Instruction -
Are you able to retype all the records below exactly?

-------- Given information

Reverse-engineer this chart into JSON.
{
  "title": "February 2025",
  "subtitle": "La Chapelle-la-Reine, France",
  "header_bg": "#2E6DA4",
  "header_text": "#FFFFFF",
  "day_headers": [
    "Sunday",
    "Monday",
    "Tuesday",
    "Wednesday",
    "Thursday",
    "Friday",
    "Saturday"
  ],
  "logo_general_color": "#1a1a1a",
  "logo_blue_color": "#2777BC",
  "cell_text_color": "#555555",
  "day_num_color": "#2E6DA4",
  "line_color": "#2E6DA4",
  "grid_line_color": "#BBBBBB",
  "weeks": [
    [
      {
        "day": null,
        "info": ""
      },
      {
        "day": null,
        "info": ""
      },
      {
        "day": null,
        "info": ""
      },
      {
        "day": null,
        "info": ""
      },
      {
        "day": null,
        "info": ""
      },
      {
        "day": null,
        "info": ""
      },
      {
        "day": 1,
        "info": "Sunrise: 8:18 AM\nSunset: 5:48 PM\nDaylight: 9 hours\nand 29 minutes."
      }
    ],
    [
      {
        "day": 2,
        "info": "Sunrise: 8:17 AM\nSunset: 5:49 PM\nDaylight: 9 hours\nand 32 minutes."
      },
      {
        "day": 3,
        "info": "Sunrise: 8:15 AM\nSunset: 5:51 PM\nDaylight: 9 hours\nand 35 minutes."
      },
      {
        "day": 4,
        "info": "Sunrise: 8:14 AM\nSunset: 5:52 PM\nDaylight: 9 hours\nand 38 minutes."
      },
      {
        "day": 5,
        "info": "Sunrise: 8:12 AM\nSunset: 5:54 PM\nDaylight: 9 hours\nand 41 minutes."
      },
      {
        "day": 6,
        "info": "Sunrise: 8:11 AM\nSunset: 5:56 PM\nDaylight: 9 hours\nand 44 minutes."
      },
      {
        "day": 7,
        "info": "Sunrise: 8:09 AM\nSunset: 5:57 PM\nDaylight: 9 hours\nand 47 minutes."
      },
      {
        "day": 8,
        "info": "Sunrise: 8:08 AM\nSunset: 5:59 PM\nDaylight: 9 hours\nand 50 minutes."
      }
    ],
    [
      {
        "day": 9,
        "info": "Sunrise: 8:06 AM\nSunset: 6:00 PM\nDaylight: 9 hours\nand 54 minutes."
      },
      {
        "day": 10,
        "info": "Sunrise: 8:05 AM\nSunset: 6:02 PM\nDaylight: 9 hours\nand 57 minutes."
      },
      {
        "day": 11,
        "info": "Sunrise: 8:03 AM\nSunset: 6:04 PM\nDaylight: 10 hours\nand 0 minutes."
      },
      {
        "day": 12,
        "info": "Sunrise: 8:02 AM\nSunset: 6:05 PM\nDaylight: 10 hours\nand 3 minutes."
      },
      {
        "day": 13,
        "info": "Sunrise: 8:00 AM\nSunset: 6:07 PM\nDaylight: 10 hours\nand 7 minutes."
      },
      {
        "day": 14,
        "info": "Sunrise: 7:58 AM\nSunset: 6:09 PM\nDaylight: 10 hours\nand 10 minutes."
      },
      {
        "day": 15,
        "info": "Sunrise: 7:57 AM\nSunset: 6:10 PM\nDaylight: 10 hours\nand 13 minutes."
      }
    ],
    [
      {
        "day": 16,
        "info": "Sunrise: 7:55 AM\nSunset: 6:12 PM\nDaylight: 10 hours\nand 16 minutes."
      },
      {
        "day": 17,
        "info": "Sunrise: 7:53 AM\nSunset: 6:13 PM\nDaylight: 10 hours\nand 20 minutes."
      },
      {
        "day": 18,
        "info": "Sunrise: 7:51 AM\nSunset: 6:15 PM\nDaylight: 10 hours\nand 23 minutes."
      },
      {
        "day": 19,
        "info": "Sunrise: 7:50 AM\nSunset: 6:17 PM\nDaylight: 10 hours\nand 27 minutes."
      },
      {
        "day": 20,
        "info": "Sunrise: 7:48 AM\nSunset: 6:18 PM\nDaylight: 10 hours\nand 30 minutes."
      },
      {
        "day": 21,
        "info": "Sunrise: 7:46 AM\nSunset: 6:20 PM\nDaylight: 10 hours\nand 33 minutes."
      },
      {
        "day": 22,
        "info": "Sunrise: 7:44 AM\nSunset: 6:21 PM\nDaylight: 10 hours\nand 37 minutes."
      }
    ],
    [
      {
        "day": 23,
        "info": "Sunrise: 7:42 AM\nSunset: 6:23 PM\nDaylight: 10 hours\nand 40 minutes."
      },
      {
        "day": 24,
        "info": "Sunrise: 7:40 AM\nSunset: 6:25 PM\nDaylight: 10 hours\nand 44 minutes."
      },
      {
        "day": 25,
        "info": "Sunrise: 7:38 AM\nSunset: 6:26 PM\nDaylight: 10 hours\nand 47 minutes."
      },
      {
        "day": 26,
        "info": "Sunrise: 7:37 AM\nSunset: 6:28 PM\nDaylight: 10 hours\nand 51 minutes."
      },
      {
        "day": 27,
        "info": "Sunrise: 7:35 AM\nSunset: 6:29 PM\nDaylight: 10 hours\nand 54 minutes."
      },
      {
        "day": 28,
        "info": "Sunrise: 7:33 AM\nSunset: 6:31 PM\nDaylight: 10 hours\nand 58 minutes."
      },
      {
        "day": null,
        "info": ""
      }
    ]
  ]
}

----------------

Result for this task -
Reverse-engineer this chart into JSON.
{
  "title": "February 2025",
  "subtitle": "La Chapelle-la-Reine, France",
  "header_bg": "#2E6DA4",
  "header_text": "#FFFFFF",
  "day_headers": [
    "Sunday",
    "Monday",
    "Tuesday",
    "Wednesday",
    "Thursday",
    "Friday",
    "Saturday"
  ],
  "logo_general_color": "#1a1a1a",
  "logo_blue_color": "#2777BC",
  "cell_text_color": "#555555",
  "day_num_color": "#2E6DA4",
  "line_color": "#2E6DA4",
  "grid_line_color": "#BBBBBB",
  "weeks": [
    [
      {
        "day": null,
        "info": ""
      },
      {
        "day": null,
        "info": ""
      },
      {
        "day": null,
        "info": ""
      },
      {
        "day": null,
        "info": ""
      },
      {
        "day": null,
        "info": ""
      },
      {
        "day": null,
        "info": ""
      },
      {
        "day": 1,
        "info": "Sunrise: 8:18 AM\nSunset: 5:48 PM\nDaylight: 9 hours\nand 29 minutes."
      }
    ],
    [
      {
        "day": 2,
        "info": "Sunrise: 8:17 AM\nSunset: 5:49 PM\nDaylight: 9 hours\nand 32 minutes."
      },
      {
        "day": 3,
        "info": "Sunrise: 8:15 AM\nSunset: 5:51 PM\nDaylight: 9 hours\nand 35 minutes."
      },
      {
        "day": 4,
        "info": "Sunrise: 8:14 AM\nSunset: 5:52 PM\nDaylight: 9 hours\nand 38 minutes."
      },
      {
        "day": 5,
        "info": "Sunrise: 8:12 AM\nSunset: 5:54 PM\nDaylight: 9 hours\nand 41 minutes."
      },
      {
        "day": 6,
        "info": "Sunrise: 8:11 AM\nSunset: 5:56 PM\nDaylight: 9 hours\nand 44 minutes."
      },
      {
        "day": 7,
        "info": "Sunrise: 8:09 AM\nSunset: 5:57 PM\nDaylight: 9 hours\nand 47 minutes."
      },
      {
        "day": 8,
        "info": "Sunrise: 8:08 AM\nSunset: 5:59 PM\nDaylight: 9 hours\nand 50 minutes."
      }
    ],
    [
      {
        "day": 9,
        "info": "Sunrise: 8:06 AM\nSunset: 6:00 PM\nDaylight: 9 hours\nand 54 minutes."
      },
      {
        "day": 10,
        "info": "Sunrise: 8:05 AM\nSunset: 6:02 PM\nDaylight: 9 hours\nand 57 minutes."
      },
      {
        "day": 11,
        "info": "Sunrise: 8:03 AM\nSunset: 6:04 PM\nDaylight: 10 hours\nand 0 minutes."
      },
      {
        "day": 12,
        "info": "Sunrise: 8:02 AM\nSunset: 6:05 PM\nDaylight: 10 hours\nand 3 minutes."
      },
      {
        "day": 13,
        "info": "Sunrise: 8:00 AM\nSunset: 6:07 PM\nDaylight: 10 hours\nand 7 minutes."
      },
      {
        "day": 14,
        "info": "Sunrise: 7:58 AM\nSunset: 6:09 PM\nDaylight: 10 hours\nand 10 minutes."
      },
      {
        "day": 15,
        "info": "Sunrise: 7:57 AM\nSunset: 6:10 PM\nDaylight: 10 hours\nand 13 minutes."
      }
    ],
    [
      {
        "day": 16,
        "info": "Sunrise: 7:55 AM\nSunset: 6:12 PM\nDaylight: 10 hours\nand 16 minutes."
      },
      {
        "day": 17,
        "info": "Sunrise: 7:53 AM\nSunset: 6:13 PM\nDaylight: 10 hours\nand 20 minutes."
      },
      {
        "day": 18,
        "info": "Sunrise: 7:51 AM\nSunset: 6:15 PM\nDaylight: 10 hours\nand 23 minutes."
      },
      {
        "day": 19,
        "info": "Sunrise: 7:50 AM\nSunset: 6:17 PM\nDaylight: 10 hours\nand 27 minutes."
      },
      {
        "day": 20,
        "info": "Sunrise: 7:48 AM\nSunset: 6:18 PM\nDaylight: 10 hours\nand 30 minutes."
      },
      {
        "day": 21,
        "info": "Sunrise: 7:46 AM\nSunset: 6:20 PM\nDaylight: 10 hours\nand 33 minutes."
      },
      {
        "day": 22,
        "info": "Sunrise: 7:44 AM\nSunset: 6:21 PM\nDaylight: 10 hours\nand 37 minutes."
      }
    ],
    [
      {
        "day": 23,
        "info": "Sunrise: 7:42 AM\nSunset: 6:23 PM\nDaylight: 10 hours\nand 40 minutes."
      },
      {
        "day": 24,
        "info": "Sunrise: 7:40 AM\nSunset: 6:25 PM\nDaylight: 10 hours\nand 44 minutes."
      },
      {
        "day": 25,
        "info": "Sunrise: 7:38 AM\nSunset: 6:26 PM\nDaylight: 10 hours\nand 47 minutes."
      },
      {
        "day": 26,
        "info": "Sunrise: 7:37 AM\nSunset: 6:28 PM\nDaylight: 10 hours\nand 51 minutes."
      },
      {
        "day": 27,
        "info": "Sunrise: 7:35 AM\nSunset: 6:29 PM\nDaylight: 10 hours\nand 54 minutes."
      },
      {
        "day": 28,
        "info": "Sunrise: 7:33 AM\nSunset: 6:31 PM\nDaylight: 10 hours\nand 58 minutes."
      },
      {
        "day": null,
        "info": ""
      }
    ]
  ]
}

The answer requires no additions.